▶ [What you should do] Every line below that mentions the word "this" should be copied out.

▶ [Data excerpts]
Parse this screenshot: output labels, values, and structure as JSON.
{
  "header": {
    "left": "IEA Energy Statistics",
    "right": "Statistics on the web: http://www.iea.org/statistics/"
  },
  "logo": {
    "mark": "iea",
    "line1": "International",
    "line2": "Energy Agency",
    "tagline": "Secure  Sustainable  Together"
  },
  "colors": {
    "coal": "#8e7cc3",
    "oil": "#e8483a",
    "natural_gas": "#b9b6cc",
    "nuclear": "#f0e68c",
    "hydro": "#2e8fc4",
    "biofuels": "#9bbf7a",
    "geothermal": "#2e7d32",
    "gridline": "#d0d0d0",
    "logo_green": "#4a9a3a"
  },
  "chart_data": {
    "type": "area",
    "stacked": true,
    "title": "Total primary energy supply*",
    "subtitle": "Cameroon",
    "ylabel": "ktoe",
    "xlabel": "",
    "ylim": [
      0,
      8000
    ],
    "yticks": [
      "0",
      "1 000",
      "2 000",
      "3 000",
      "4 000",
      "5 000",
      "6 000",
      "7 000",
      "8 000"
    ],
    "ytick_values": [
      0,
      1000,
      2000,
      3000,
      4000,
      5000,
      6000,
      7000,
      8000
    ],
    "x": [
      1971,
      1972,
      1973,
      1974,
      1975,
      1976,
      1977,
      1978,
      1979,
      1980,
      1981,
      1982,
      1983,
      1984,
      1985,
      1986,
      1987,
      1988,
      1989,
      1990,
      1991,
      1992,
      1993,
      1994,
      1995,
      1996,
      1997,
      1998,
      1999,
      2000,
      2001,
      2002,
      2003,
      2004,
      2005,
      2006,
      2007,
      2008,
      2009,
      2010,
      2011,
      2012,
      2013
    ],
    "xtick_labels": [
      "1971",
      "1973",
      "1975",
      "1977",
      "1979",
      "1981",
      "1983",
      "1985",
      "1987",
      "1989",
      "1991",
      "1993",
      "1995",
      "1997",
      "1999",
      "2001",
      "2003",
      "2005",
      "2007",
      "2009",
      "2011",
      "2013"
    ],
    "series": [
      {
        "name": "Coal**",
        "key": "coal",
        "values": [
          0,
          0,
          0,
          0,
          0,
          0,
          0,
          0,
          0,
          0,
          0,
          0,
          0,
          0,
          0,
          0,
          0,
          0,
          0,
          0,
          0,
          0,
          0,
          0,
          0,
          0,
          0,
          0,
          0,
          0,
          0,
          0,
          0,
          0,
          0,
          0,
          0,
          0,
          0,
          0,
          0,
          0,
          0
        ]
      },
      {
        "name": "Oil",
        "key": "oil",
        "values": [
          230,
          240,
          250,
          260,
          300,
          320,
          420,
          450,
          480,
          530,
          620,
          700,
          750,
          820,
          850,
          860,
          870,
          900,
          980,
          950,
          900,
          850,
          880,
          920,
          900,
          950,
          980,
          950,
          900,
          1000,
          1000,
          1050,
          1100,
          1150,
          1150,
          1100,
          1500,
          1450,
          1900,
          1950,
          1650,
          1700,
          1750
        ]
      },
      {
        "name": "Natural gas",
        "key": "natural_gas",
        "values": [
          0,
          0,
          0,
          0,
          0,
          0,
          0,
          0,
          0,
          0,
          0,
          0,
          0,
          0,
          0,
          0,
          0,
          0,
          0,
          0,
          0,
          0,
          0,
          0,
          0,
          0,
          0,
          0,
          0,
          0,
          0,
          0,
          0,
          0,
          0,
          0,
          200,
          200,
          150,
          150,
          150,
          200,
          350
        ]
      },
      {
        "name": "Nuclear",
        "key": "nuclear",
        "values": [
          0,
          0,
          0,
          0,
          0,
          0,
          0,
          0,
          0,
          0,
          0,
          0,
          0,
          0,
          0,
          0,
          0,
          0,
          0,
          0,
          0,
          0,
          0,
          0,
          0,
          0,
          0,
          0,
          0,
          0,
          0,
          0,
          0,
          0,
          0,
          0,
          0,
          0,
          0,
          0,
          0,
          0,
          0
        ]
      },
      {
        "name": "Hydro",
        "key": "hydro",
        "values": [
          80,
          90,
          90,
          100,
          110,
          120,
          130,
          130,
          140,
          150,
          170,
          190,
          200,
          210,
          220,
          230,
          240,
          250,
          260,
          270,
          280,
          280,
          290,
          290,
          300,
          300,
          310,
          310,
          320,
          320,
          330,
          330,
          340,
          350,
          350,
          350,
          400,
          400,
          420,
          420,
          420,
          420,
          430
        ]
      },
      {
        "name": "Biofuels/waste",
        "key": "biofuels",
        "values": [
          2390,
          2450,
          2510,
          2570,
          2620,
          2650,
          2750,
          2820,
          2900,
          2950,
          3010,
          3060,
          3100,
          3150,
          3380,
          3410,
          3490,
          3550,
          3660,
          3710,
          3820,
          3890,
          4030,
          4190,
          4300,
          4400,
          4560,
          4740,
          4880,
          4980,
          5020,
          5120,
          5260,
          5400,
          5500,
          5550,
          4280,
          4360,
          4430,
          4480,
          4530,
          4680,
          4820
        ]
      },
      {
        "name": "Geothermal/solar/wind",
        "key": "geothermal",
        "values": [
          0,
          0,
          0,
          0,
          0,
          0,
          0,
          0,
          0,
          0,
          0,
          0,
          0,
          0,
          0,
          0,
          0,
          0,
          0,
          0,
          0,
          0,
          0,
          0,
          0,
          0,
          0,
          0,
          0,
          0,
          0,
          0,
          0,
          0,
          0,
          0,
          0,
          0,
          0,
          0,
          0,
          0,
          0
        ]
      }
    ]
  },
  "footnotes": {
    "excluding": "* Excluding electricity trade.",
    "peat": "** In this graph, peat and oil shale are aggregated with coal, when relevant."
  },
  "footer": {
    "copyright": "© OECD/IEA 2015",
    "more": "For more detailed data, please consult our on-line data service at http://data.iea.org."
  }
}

▶ [Solution to the problem]
Parse this screenshot: output labels, values, and structure as JSON.
    "peat": "** In this graph, peat and oil shale are aggregated with coal, when relevant."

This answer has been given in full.